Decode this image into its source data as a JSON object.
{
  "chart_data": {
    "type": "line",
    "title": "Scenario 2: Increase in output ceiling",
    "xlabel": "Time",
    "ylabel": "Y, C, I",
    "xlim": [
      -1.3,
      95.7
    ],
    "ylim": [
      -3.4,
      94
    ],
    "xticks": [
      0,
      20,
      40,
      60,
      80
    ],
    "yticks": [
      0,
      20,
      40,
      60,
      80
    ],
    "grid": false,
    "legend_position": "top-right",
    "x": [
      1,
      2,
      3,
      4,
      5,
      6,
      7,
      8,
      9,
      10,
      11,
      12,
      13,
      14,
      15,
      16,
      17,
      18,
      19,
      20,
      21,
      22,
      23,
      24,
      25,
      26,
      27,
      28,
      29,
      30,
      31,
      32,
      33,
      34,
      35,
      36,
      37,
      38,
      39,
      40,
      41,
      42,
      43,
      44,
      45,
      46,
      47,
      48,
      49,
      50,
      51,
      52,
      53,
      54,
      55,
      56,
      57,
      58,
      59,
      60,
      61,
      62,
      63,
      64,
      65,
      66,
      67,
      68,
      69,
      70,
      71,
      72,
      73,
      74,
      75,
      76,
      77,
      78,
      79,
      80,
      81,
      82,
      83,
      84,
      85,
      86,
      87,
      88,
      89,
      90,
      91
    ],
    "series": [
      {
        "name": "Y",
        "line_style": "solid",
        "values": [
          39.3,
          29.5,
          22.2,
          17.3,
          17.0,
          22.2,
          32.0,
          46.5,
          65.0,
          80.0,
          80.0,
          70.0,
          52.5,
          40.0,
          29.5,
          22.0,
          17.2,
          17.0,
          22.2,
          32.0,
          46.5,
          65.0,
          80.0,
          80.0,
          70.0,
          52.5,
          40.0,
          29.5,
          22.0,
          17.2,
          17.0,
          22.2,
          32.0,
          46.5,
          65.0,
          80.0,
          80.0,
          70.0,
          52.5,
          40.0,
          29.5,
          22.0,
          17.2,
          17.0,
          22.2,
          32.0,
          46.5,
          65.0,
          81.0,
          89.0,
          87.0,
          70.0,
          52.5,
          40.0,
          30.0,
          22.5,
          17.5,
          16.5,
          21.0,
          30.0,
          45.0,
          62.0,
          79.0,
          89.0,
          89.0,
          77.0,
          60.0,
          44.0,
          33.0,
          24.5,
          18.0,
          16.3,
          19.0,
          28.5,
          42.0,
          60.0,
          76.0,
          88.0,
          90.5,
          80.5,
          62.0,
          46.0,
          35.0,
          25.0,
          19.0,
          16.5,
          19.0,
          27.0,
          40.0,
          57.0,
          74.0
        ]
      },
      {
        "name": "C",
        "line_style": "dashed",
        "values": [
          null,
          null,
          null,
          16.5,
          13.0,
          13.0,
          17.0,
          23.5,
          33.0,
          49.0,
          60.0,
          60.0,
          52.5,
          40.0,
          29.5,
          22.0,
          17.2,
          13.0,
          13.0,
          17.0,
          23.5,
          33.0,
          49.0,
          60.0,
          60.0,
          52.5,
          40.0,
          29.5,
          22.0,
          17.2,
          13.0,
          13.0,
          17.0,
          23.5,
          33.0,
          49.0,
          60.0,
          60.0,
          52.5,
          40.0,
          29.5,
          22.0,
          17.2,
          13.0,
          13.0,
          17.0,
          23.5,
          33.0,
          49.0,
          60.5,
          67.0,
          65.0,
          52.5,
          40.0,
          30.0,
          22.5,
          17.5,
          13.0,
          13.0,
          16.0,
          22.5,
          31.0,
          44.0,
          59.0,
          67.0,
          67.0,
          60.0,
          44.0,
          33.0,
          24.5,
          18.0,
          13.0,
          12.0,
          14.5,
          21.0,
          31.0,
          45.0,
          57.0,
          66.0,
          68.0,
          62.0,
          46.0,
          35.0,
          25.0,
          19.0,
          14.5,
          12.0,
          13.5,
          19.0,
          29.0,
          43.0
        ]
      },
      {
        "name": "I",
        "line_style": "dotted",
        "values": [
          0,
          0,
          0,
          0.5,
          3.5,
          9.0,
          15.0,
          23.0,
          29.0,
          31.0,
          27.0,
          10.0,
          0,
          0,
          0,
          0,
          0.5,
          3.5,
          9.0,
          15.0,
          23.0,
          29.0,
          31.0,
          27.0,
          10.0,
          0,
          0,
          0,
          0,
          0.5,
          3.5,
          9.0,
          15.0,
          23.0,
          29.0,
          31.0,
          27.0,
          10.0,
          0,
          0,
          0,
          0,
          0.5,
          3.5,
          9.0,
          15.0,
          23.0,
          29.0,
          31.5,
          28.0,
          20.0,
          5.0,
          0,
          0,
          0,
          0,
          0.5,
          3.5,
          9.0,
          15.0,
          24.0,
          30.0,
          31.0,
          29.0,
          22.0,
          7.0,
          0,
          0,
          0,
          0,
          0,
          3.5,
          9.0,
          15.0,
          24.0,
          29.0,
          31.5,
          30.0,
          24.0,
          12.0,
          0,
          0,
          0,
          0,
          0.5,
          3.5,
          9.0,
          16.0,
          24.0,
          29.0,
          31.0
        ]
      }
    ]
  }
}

**Stated goal**
Every line above needs to be retyped exactly.

**Solution**
Decode this image into its source data as a JSON object.
{
  "chart_data": {
    "type": "line",
    "title": "Scenario 2: Increase in output ceiling",
    "xlabel": "Time",
    "ylabel": "Y, C, I",
    "xlim": [
      -1.3,
      95.7
    ],
    "ylim": [
      -3.4,
      94
    ],
    "xticks": [
      0,
      20,
      40,
      60,
      80
    ],
    "yticks": [
      0,
      20,
      40,
      60,
      80
    ],
    "grid": false,
    "legend_position": "top-right",
    "x": [
      1,
      2,
      3,
      4,
      5,
      6,
      7,
      8,
      9,
      10,
      11,
      12,
      13,
      14,
      15,
      16,
      17,
      18,
      19,
      20,
      21,
      22,
      23,
      24,
      25,
      26,
      27,
      28,
      29,
      30,
      31,
      32,
      33,
      34,
      35,
      36,
      37,
      38,
      39,
      40,
      41,
      42,
      43,
      44,
      45,
      46,
      47,
      48,
      49,
      50,
      51,
      52,
      53,
      54,
      55,
      56,
      57,
      58,
      59,
      60,
      61,
      62,
      63,
      64,
      65,
      66,
      67,
      68,
      69,
      70,
      71,
      72,
      73,
      74,
      75,
      76,
      77,
      78,
      79,
      80,
      81,
      82,
      83,
      84,
      85,
      86,
      87,
      88,
      89,
      90,
      91
    ],
    "series": [
      {
        "name": "Y",
        "line_style": "solid",
        "values": [
          39.3,
          29.5,
          22.2,
          17.3,
          17.0,
          22.2,
          32.0,
          46.5,
          65.0,
          80.0,
          80.0,
          70.0,
          52.5,
          40.0,
          29.5,
          22.0,
          17.2,
          17.0,
          22.2,
          32.0,
          46.5,
          65.0,
          80.0,
          80.0,
          70.0,
          52.5,
          40.0,
          29.5,
          22.0,
          17.2,
          17.0,
          22.2,
          32.0,
          46.5,
          65.0,
          80.0,
          80.0,
          70.0,
          52.5,
          40.0,
          29.5,
          22.0,
          17.2,
          17.0,
          22.2,
          32.0,
          46.5,
          65.0,
          81.0,
          89.0,
          87.0,
          70.0,
          52.5,
          40.0,
          30.0,
          22.5,
          17.5,
          16.5,
          21.0,
          30.0,
          45.0,
          62.0,
          79.0,
          89.0,
          89.0,
          77.0,
          60.0,
          44.0,
          33.0,
          24.5,
          18.0,
          16.3,
          19.0,
          28.5,
          42.0,
          60.0,
          76.0,
          88.0,
          90.5,
          80.5,
          62.0,
          46.0,
          35.0,
          25.0,
          19.0,
          16.5,
          19.0,
          27.0,
          40.0,
          57.0,
          74.0
        ]
      },
      {
        "name": "C",
        "line_style": "dashed",
        "values": [
          null,
          null,
          null,
          16.5,
          13.0,
          13.0,
          17.0,
          23.5,
          33.0,
          49.0,
          60.0,
          60.0,
          52.5,
          40.0,
          29.5,
          22.0,
          17.2,
          13.0,
          13.0,
          17.0,
          23.5,
          33.0,
          49.0,
          60.0,
          60.0,
          52.5,
          40.0,
          29.5,
          22.0,
          17.2,
          13.0,
          13.0,
          17.0,
          23.5,
          33.0,
          49.0,
          60.0,
          60.0,
          52.5,
          40.0,
          29.5,
          22.0,
          17.2,
          13.0,
          13.0,
          17.0,
          23.5,
          33.0,
          49.0,
          60.5,
          67.0,
          65.0,
          52.5,
          40.0,
          30.0,
          22.5,
          17.5,
          13.0,
          13.0,
          16.0,
          22.5,
          31.0,
          44.0,
          59.0,
          67.0,
          67.0,
          60.0,
          44.0,
          33.0,
          24.5,
          18.0,
          13.0,
          12.0,
          14.5,
          21.0,
          31.0,
          45.0,
          57.0,
          66.0,
          68.0,
          62.0,
          46.0,
          35.0,
          25.0,
          19.0,
          14.5,
          12.0,
          13.5,
          19.0,
          29.0,
          43.0
        ]
      },
      {
        "name": "I",
        "line_style": "dotted",
        "values": [
          0,
          0,
          0,
          0.5,
          3.5,
          9.0,
          15.0,
          23.0,
          29.0,
          31.0,
          27.0,
          10.0,
          0,
          0,
          0,
          0,
          0.5,
          3.5,
          9.0,
          15.0,
          23.0,
          29.0,
          31.0,
          27.0,
          10.0,
          0,
          0,
          0,
          0,
          0.5,
          3.5,
          9.0,
          15.0,
          23.0,
          29.0,
          31.0,
          27.0,
          10.0,
          0,
          0,
          0,
          0,
          0.5,
          3.5,
          9.0,
          15.0,
          23.0,
          29.0,
          31.5,
          28.0,
          20.0,
          5.0,
          0,
          0,
          0,
          0,
          0.5,
          3.5,
          9.0,
          15.0,
          24.0,
          30.0,
          31.0,
          29.0,
          22.0,
          7.0,
          0,
          0,
          0,
          0,
          0,
          3.5,
          9.0,
          15.0,
          24.0,
          29.0,
          31.5,
          30.0,
          24.0,
          12.0,
          0,
          0,
          0,
          0,
          0.5,
          3.5,
          9.0,
          16.0,
          24.0,
          29.0,
          31.0
        ]
      }
    ]
  }
}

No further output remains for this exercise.